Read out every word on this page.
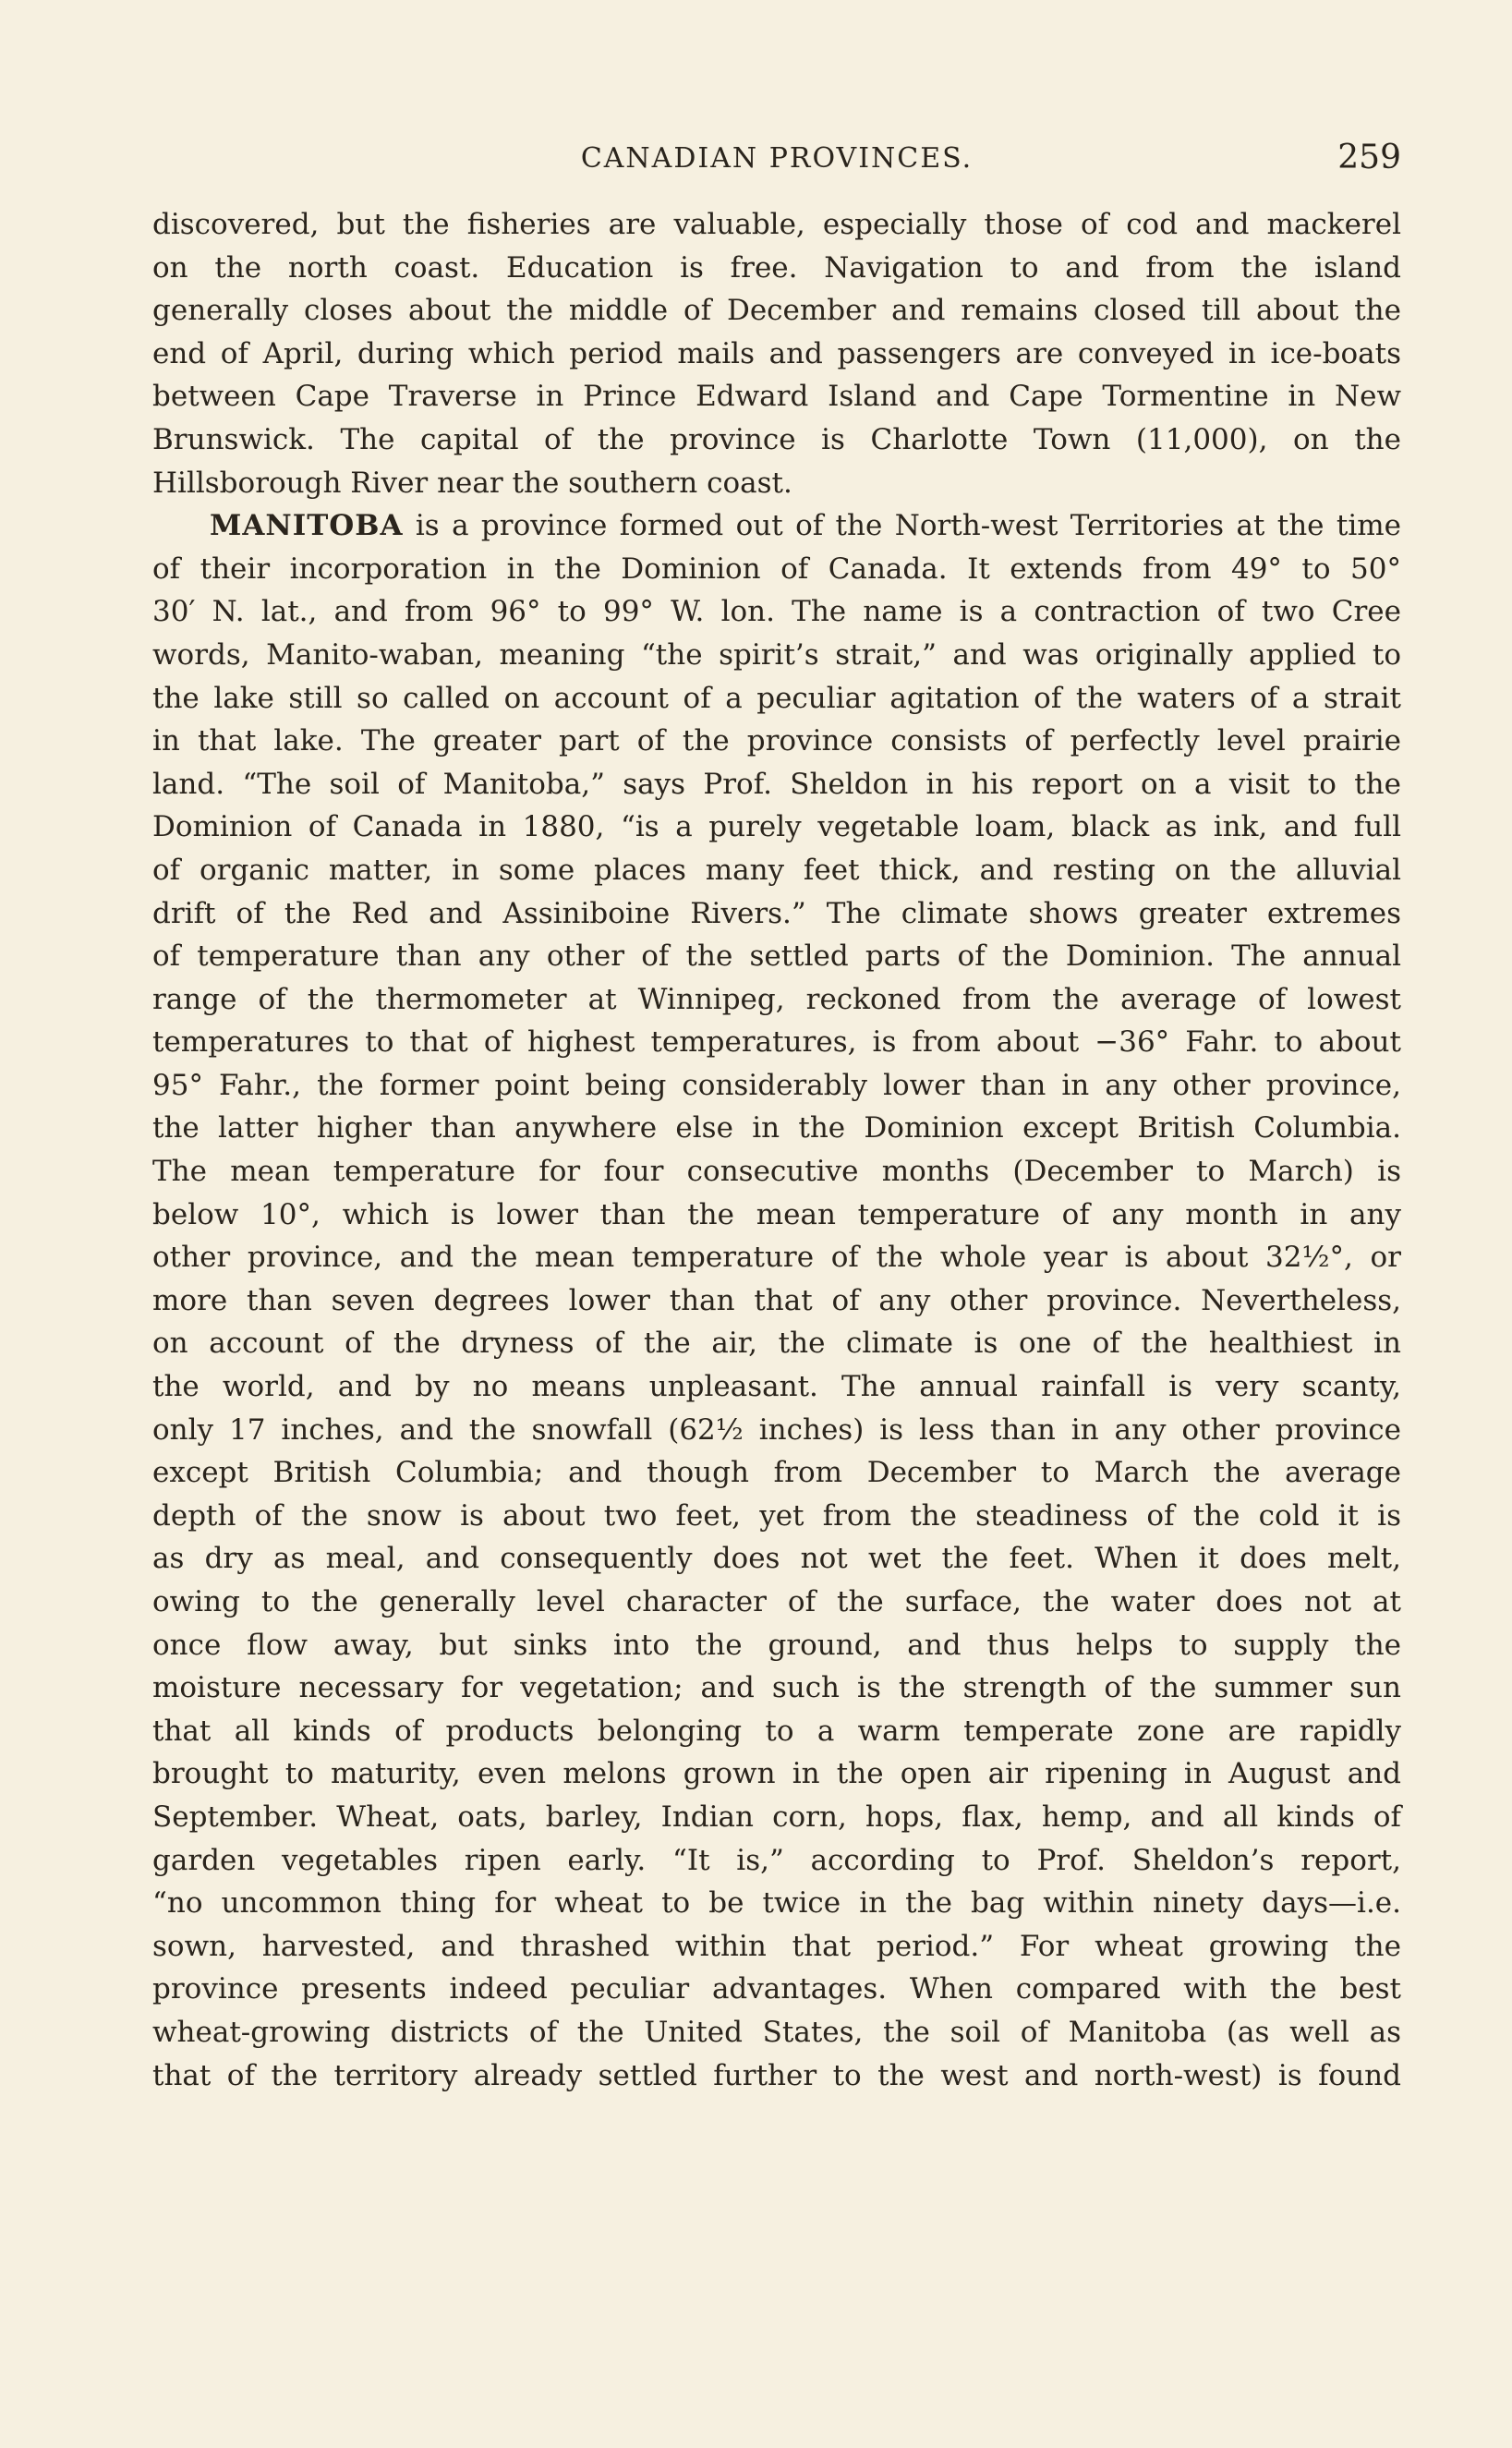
CANADIAN PROVINCES.	259
discovered, but the fisheries are valuable, especially those of cod and mackerel
on the north coast. Education is free. Navigation to and from the island
generally closes about the middle of December and remains closed till about the
end of April, during which period mails and passengers are conveyed in ice-boats
between Cape Traverse in Prince Edward Island and Cape Tormentine in New
Brunswick. The capital of the province is Charlotte Town (11,000), on the
Hillsborough River near the southern coast.
MANITOBA is a province formed out of the North-west Territories at the time
of their incorporation in the Dominion of Canada. It extends from 49° to 50°
30′ N. lat., and from 96° to 99° W. lon. The name is a contraction of two Cree
words, Manito-waban, meaning “the spirit’s strait,” and was originally applied to
the lake still so called on account of a peculiar agitation of the waters of a strait
in that lake. The greater part of the province consists of perfectly level prairie
land. “The soil of Manitoba,” says Prof. Sheldon in his report on a visit to the
Dominion of Canada in 1880, “is a purely vegetable loam, black as ink, and full
of organic matter, in some places many feet thick, and resting on the alluvial
drift of the Red and Assiniboine Rivers.” The climate shows greater extremes
of temperature than any other of the settled parts of the Dominion. The annual
range of the thermometer at Winnipeg, reckoned from the average of lowest
temperatures to that of highest temperatures, is from about −36° Fahr. to about
95° Fahr., the former point being considerably lower than in any other province,
the latter higher than anywhere else in the Dominion except British Columbia.
The mean temperature for four consecutive months (December to March) is
below 10°, which is lower than the mean temperature of any month in any
other province, and the mean temperature of the whole year is about 32½°, or
more than seven degrees lower than that of any other province. Nevertheless,
on account of the dryness of the air, the climate is one of the healthiest in
the world, and by no means unpleasant. The annual rainfall is very scanty,
only 17 inches, and the snowfall (62½ inches) is less than in any other province
except British Columbia; and though from December to March the average
depth of the snow is about two feet, yet from the steadiness of the cold it is
as dry as meal, and consequently does not wet the feet. When it does melt,
owing to the generally level character of the surface, the water does not at
once flow away, but sinks into the ground, and thus helps to supply the
moisture necessary for vegetation; and such is the strength of the summer sun
that all kinds of products belonging to a warm temperate zone are rapidly
brought to maturity, even melons grown in the open air ripening in August and
September. Wheat, oats, barley, Indian corn, hops, flax, hemp, and all kinds of
garden vegetables ripen early. “It is,” according to Prof. Sheldon’s report,
“no uncommon thing for wheat to be twice in the bag within ninety days—i.e.
sown, harvested, and thrashed within that period.” For wheat growing the
province presents indeed peculiar advantages. When compared with the best
wheat-growing districts of the United States, the soil of Manitoba (as well as
that of the territory already settled further to the west and north-west) is found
··········
SHORT EXERCISE >> Transcribe every record above exactly as written, leaving out any pictures.

FINAL ANSWER >>
Read out every word on this page.
CANADIAN PROVINCES.	259
discovered, but the fisheries are valuable, especially those of cod and mackerel
on the north coast. Education is free. Navigation to and from the island
generally closes about the middle of December and remains closed till about the
end of April, during which period mails and passengers are conveyed in ice-boats
between Cape Traverse in Prince Edward Island and Cape Tormentine in New
Brunswick. The capital of the province is Charlotte Town (11,000), on the
Hillsborough River near the southern coast.
MANITOBA is a province formed out of the North-west Territories at the time
of their incorporation in the Dominion of Canada. It extends from 49° to 50°
30′ N. lat., and from 96° to 99° W. lon. The name is a contraction of two Cree
words, Manito-waban, meaning “the spirit’s strait,” and was originally applied to
the lake still so called on account of a peculiar agitation of the waters of a strait
in that lake. The greater part of the province consists of perfectly level prairie
land. “The soil of Manitoba,” says Prof. Sheldon in his report on a visit to the
Dominion of Canada in 1880, “is a purely vegetable loam, black as ink, and full
of organic matter, in some places many feet thick, and resting on the alluvial
drift of the Red and Assiniboine Rivers.” The climate shows greater extremes
of temperature than any other of the settled parts of the Dominion. The annual
range of the thermometer at Winnipeg, reckoned from the average of lowest
temperatures to that of highest temperatures, is from about −36° Fahr. to about
95° Fahr., the former point being considerably lower than in any other province,
the latter higher than anywhere else in the Dominion except British Columbia.
The mean temperature for four consecutive months (December to March) is
below 10°, which is lower than the mean temperature of any month in any
other province, and the mean temperature of the whole year is about 32½°, or
more than seven degrees lower than that of any other province. Nevertheless,
on account of the dryness of the air, the climate is one of the healthiest in
the world, and by no means unpleasant. The annual rainfall is very scanty,
only 17 inches, and the snowfall (62½ inches) is less than in any other province
except British Columbia; and though from December to March the average
depth of the snow is about two feet, yet from the steadiness of the cold it is
as dry as meal, and consequently does not wet the feet. When it does melt,
owing to the generally level character of the surface, the water does not at
once flow away, but sinks into the ground, and thus helps to supply the
moisture necessary for vegetation; and such is the strength of the summer sun
that all kinds of products belonging to a warm temperate zone are rapidly
brought to maturity, even melons grown in the open air ripening in August and
September. Wheat, oats, barley, Indian corn, hops, flax, hemp, and all kinds of
garden vegetables ripen early. “It is,” according to Prof. Sheldon’s report,
“no uncommon thing for wheat to be twice in the bag within ninety days—i.e.
sown, harvested, and thrashed within that period.” For wheat growing the
province presents indeed peculiar advantages. When compared with the best
wheat-growing districts of the United States, the soil of Manitoba (as well as
that of the territory already settled further to the west and north-west) is found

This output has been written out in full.